The exercise —
Go through the records underneath and write each one out again exactly.
### Items ###
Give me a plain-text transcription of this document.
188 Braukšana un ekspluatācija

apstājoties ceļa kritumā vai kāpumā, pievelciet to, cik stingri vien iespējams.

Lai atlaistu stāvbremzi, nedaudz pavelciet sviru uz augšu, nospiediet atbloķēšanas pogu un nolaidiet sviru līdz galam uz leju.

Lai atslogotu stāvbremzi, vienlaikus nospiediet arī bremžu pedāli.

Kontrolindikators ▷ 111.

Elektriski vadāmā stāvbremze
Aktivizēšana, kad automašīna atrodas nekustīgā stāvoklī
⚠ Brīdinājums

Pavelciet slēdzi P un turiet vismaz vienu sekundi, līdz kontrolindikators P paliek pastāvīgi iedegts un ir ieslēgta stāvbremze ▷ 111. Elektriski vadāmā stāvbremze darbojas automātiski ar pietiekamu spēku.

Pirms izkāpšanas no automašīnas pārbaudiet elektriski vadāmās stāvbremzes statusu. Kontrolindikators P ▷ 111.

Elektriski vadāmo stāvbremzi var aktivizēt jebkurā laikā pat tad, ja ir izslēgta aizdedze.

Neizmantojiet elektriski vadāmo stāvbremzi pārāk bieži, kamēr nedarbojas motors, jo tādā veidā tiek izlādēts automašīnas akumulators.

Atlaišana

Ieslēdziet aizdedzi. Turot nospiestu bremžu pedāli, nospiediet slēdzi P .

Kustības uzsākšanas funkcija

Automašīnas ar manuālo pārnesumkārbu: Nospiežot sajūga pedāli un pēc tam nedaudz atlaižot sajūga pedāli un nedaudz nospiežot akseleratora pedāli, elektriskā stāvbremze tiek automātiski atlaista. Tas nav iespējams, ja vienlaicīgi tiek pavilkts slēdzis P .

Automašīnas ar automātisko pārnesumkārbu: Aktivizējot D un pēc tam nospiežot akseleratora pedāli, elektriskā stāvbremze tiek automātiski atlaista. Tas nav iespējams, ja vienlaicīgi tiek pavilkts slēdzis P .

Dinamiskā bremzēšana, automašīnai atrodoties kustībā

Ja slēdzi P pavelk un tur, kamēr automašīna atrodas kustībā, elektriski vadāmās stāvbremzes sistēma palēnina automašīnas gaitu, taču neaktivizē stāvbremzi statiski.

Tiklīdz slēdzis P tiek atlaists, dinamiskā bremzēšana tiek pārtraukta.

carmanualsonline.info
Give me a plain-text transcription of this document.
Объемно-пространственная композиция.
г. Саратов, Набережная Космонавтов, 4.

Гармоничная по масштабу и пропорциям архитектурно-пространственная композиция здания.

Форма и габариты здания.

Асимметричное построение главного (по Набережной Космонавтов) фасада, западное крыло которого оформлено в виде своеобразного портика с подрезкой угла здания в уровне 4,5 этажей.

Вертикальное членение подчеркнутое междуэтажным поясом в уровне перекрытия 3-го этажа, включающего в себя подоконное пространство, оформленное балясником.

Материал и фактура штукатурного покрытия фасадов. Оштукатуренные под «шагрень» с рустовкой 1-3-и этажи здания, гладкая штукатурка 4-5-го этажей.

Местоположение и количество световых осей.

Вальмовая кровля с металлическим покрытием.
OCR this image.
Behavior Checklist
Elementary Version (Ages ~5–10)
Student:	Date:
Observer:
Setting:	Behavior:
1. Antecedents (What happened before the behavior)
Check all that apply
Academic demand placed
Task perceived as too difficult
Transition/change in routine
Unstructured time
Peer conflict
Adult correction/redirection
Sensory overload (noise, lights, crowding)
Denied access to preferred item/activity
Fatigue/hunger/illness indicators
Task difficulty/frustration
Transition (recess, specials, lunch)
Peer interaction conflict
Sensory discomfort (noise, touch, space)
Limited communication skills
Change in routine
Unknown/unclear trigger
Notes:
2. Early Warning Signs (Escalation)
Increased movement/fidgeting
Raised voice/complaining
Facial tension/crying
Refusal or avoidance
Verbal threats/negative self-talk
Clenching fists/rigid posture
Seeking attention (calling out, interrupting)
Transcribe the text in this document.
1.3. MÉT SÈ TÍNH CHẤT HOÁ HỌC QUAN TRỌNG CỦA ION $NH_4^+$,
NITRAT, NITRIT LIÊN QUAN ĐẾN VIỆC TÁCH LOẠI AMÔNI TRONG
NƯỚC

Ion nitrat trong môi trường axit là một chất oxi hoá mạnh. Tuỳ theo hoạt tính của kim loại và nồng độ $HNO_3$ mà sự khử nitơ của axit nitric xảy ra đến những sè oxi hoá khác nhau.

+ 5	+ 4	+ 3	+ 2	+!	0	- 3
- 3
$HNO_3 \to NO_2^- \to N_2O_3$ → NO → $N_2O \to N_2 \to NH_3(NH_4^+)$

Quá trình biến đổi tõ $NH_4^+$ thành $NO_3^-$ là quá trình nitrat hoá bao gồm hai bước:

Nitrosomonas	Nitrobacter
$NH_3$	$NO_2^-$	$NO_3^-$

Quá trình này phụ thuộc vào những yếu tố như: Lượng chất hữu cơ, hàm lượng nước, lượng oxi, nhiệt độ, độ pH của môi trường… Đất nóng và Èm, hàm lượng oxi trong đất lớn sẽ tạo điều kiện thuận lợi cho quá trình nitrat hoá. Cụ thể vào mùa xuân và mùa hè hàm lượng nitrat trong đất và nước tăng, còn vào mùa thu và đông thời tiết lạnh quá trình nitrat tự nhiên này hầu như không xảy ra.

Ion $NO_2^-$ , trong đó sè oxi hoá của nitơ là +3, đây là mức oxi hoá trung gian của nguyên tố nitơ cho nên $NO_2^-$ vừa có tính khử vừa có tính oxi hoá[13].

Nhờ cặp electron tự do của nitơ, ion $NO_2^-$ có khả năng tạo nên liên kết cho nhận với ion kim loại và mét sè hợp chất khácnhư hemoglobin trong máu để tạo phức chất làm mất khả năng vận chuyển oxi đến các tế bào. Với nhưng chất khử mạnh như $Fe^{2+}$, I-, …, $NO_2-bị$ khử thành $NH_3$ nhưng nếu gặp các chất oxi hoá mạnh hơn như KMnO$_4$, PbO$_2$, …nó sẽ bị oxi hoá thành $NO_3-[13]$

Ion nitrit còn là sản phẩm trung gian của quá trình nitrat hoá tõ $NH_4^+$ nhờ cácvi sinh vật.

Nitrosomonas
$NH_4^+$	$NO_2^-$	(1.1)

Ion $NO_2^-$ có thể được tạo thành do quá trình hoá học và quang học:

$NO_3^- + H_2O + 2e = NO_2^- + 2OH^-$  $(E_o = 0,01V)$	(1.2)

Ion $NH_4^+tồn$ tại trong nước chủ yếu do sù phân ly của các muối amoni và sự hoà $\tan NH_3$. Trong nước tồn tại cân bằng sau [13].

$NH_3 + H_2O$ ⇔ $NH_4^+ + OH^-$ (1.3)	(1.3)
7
###
Correct result —
Give me a plain-text transcription of this document.
188 Braukšana un ekspluatācija

apstājoties ceļa kritumā vai kāpumā, pievelciet to, cik stingri vien iespējams.

Lai atlaistu stāvbremzi, nedaudz pavelciet sviru uz augšu, nospiediet atbloķēšanas pogu un nolaidiet sviru līdz galam uz leju.

Lai atslogotu stāvbremzi, vienlaikus nospiediet arī bremžu pedāli.

Kontrolindikators ▷ 111.

Elektriski vadāmā stāvbremze
Aktivizēšana, kad automašīna atrodas nekustīgā stāvoklī
⚠ Brīdinājums

Pavelciet slēdzi P un turiet vismaz vienu sekundi, līdz kontrolindikators P paliek pastāvīgi iedegts un ir ieslēgta stāvbremze ▷ 111. Elektriski vadāmā stāvbremze darbojas automātiski ar pietiekamu spēku.

Pirms izkāpšanas no automašīnas pārbaudiet elektriski vadāmās stāvbremzes statusu. Kontrolindikators P ▷ 111.

Elektriski vadāmo stāvbremzi var aktivizēt jebkurā laikā pat tad, ja ir izslēgta aizdedze.

Neizmantojiet elektriski vadāmo stāvbremzi pārāk bieži, kamēr nedarbojas motors, jo tādā veidā tiek izlādēts automašīnas akumulators.

Atlaišana

Ieslēdziet aizdedzi. Turot nospiestu bremžu pedāli, nospiediet slēdzi P .

Kustības uzsākšanas funkcija

Automašīnas ar manuālo pārnesumkārbu: Nospiežot sajūga pedāli un pēc tam nedaudz atlaižot sajūga pedāli un nedaudz nospiežot akseleratora pedāli, elektriskā stāvbremze tiek automātiski atlaista. Tas nav iespējams, ja vienlaicīgi tiek pavilkts slēdzis P .

Automašīnas ar automātisko pārnesumkārbu: Aktivizējot D un pēc tam nospiežot akseleratora pedāli, elektriskā stāvbremze tiek automātiski atlaista. Tas nav iespējams, ja vienlaicīgi tiek pavilkts slēdzis P .

Dinamiskā bremzēšana, automašīnai atrodoties kustībā

Ja slēdzi P pavelk un tur, kamēr automašīna atrodas kustībā, elektriski vadāmās stāvbremzes sistēma palēnina automašīnas gaitu, taču neaktivizē stāvbremzi statiski.

Tiklīdz slēdzis P tiek atlaists, dinamiskā bremzēšana tiek pārtraukta.

carmanualsonline.info
Give me a plain-text transcription of this document.
Объемно-пространственная композиция.
г. Саратов, Набережная Космонавтов, 4.

Гармоничная по масштабу и пропорциям архитектурно-пространственная композиция здания.

Форма и габариты здания.

Асимметричное построение главного (по Набережной Космонавтов) фасада, западное крыло которого оформлено в виде своеобразного портика с подрезкой угла здания в уровне 4,5 этажей.

Вертикальное членение подчеркнутое междуэтажным поясом в уровне перекрытия 3-го этажа, включающего в себя подоконное пространство, оформленное балясником.

Материал и фактура штукатурного покрытия фасадов. Оштукатуренные под «шагрень» с рустовкой 1-3-и этажи здания, гладкая штукатурка 4-5-го этажей.

Местоположение и количество световых осей.

Вальмовая кровля с металлическим покрытием.
OCR this image.
Behavior Checklist
Elementary Version (Ages ~5–10)
Student:	Date:
Observer:
Setting:	Behavior:
1. Antecedents (What happened before the behavior)
Check all that apply
Academic demand placed
Task perceived as too difficult
Transition/change in routine
Unstructured time
Peer conflict
Adult correction/redirection
Sensory overload (noise, lights, crowding)
Denied access to preferred item/activity
Fatigue/hunger/illness indicators
Task difficulty/frustration
Transition (recess, specials, lunch)
Peer interaction conflict
Sensory discomfort (noise, touch, space)
Limited communication skills
Change in routine
Unknown/unclear trigger
Notes:
2. Early Warning Signs (Escalation)
Increased movement/fidgeting
Raised voice/complaining
Facial tension/crying
Refusal or avoidance
Verbal threats/negative self-talk
Clenching fists/rigid posture
Seeking attention (calling out, interrupting)
Transcribe the text in this document.
1.3. MÉT SÈ TÍNH CHẤT HOÁ HỌC QUAN TRỌNG CỦA ION $NH_4^+$,
NITRAT, NITRIT LIÊN QUAN ĐẾN VIỆC TÁCH LOẠI AMÔNI TRONG
NƯỚC

Ion nitrat trong môi trường axit là một chất oxi hoá mạnh. Tuỳ theo hoạt tính của kim loại và nồng độ $HNO_3$ mà sự khử nitơ của axit nitric xảy ra đến những sè oxi hoá khác nhau.

+ 5	+ 4	+ 3	+ 2	+!	0	- 3
- 3
$HNO_3 \to NO_2^- \to N_2O_3$ → NO → $N_2O \to N_2 \to NH_3(NH_4^+)$

Quá trình biến đổi tõ $NH_4^+$ thành $NO_3^-$ là quá trình nitrat hoá bao gồm hai bước:

Nitrosomonas	Nitrobacter
$NH_3$	$NO_2^-$	$NO_3^-$

Quá trình này phụ thuộc vào những yếu tố như: Lượng chất hữu cơ, hàm lượng nước, lượng oxi, nhiệt độ, độ pH của môi trường… Đất nóng và Èm, hàm lượng oxi trong đất lớn sẽ tạo điều kiện thuận lợi cho quá trình nitrat hoá. Cụ thể vào mùa xuân và mùa hè hàm lượng nitrat trong đất và nước tăng, còn vào mùa thu và đông thời tiết lạnh quá trình nitrat tự nhiên này hầu như không xảy ra.

Ion $NO_2^-$ , trong đó sè oxi hoá của nitơ là +3, đây là mức oxi hoá trung gian của nguyên tố nitơ cho nên $NO_2^-$ vừa có tính khử vừa có tính oxi hoá[13].

Nhờ cặp electron tự do của nitơ, ion $NO_2^-$ có khả năng tạo nên liên kết cho nhận với ion kim loại và mét sè hợp chất khácnhư hemoglobin trong máu để tạo phức chất làm mất khả năng vận chuyển oxi đến các tế bào. Với nhưng chất khử mạnh như $Fe^{2+}$, I-, …, $NO_2-bị$ khử thành $NH_3$ nhưng nếu gặp các chất oxi hoá mạnh hơn như KMnO$_4$, PbO$_2$, …nó sẽ bị oxi hoá thành $NO_3-[13]$

Ion nitrit còn là sản phẩm trung gian của quá trình nitrat hoá tõ $NH_4^+$ nhờ cácvi sinh vật.

Nitrosomonas
$NH_4^+$	$NO_2^-$	(1.1)

Ion $NO_2^-$ có thể được tạo thành do quá trình hoá học và quang học:

$NO_3^- + H_2O + 2e = NO_2^- + 2OH^-$  $(E_o = 0,01V)$	(1.2)

Ion $NH_4^+tồn$ tại trong nước chủ yếu do sù phân ly của các muối amoni và sự hoà $\tan NH_3$. Trong nước tồn tại cân bằng sau [13].

$NH_3 + H_2O$ ⇔ $NH_4^+ + OH^-$ (1.3)	(1.3)
7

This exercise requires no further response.